• To do
Copy the lines holding the word "possible", all of them.

####

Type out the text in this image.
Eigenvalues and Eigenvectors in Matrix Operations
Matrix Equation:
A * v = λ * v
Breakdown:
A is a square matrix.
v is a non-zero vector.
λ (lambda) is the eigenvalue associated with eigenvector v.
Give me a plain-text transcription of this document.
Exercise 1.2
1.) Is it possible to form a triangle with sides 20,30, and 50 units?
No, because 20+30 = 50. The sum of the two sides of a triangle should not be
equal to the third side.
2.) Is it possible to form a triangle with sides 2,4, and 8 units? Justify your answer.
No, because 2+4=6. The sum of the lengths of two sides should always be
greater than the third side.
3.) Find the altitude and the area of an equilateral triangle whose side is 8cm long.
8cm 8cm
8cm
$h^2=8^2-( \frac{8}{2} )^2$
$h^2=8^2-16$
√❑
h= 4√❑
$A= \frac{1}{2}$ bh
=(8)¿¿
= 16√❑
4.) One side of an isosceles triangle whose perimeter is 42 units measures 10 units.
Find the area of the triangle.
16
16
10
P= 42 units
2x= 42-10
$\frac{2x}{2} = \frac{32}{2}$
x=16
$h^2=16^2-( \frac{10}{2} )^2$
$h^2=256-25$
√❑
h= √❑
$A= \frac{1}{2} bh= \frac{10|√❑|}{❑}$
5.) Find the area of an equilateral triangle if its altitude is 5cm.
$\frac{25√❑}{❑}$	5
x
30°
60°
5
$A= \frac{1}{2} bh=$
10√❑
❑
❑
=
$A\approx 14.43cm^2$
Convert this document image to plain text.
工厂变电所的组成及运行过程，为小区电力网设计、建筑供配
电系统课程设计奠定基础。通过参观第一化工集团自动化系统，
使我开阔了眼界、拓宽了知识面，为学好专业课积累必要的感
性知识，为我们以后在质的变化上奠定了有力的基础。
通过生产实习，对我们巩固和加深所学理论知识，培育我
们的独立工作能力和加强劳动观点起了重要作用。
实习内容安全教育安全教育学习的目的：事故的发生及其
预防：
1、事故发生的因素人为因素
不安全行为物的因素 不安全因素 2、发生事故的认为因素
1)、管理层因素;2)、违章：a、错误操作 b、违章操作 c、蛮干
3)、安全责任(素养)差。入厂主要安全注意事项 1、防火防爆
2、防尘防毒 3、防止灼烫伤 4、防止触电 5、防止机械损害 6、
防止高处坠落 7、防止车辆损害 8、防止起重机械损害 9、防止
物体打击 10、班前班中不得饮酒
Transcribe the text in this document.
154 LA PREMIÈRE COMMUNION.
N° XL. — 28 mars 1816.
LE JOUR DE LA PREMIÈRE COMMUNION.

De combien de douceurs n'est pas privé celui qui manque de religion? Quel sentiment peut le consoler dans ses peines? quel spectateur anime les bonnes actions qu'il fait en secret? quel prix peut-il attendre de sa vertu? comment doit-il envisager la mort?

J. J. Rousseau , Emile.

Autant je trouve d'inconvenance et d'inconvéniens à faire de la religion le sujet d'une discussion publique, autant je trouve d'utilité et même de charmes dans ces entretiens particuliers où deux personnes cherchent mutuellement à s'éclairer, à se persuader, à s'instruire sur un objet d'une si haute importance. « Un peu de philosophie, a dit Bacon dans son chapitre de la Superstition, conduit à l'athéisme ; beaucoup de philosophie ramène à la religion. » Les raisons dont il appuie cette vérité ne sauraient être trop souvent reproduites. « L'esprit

####

• Task response
1.) Is it possible to form a triangle with sides 20,30, and 50 units?
2.) Is it possible to form a triangle with sides 2,4, and 8 units? Justify your answer.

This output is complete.